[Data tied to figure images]

════════

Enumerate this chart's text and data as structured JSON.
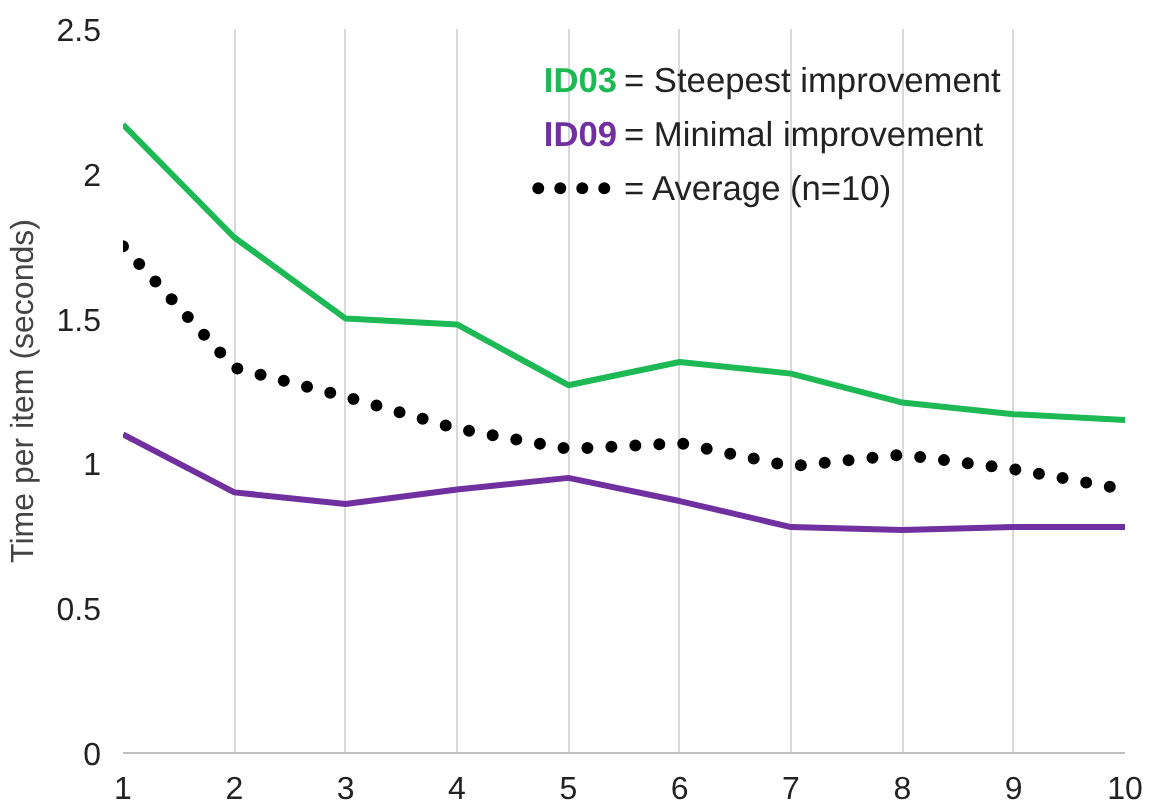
{
  "chart_data": {
    "type": "line",
    "ylabel": "Time per item (seconds)",
    "x": [
      1,
      2,
      3,
      4,
      5,
      6,
      7,
      8,
      9,
      10
    ],
    "xlim": [
      1,
      10
    ],
    "xticks": [
      1,
      2,
      3,
      4,
      5,
      6,
      7,
      8,
      9,
      10
    ],
    "ylim": [
      0,
      2.5
    ],
    "yticks": [
      0,
      0.5,
      1,
      1.5,
      2,
      2.5
    ],
    "grid": "x",
    "legend": "top right",
    "series": [
      {
        "name": "ID03 = Steepest improvement",
        "color": "#1db954",
        "line_style": "solid",
        "values": [
          2.17,
          1.78,
          1.5,
          1.48,
          1.27,
          1.35,
          1.31,
          1.21,
          1.17,
          1.15
        ]
      },
      {
        "name": "ID09 = Minimal improvement",
        "color": "#7030a0",
        "line_style": "solid",
        "values": [
          1.1,
          0.9,
          0.86,
          0.91,
          0.95,
          0.87,
          0.78,
          0.77,
          0.78,
          0.78
        ]
      },
      {
        "name": "= Average (n=10)",
        "color": "#000000",
        "line_style": "dotted",
        "values": [
          1.75,
          1.33,
          1.23,
          1.12,
          1.05,
          1.07,
          0.99,
          1.03,
          0.98,
          0.91
        ]
      }
    ]
  }
}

════════

--- TASK DIRECTIONS ---
Filter out every line that lacks the word "improvement", and copy the rest.

--- WRITTEN REPLY ---
        "name": "ID03 = Steepest improvement",
        "name": "ID09 = Minimal improvement",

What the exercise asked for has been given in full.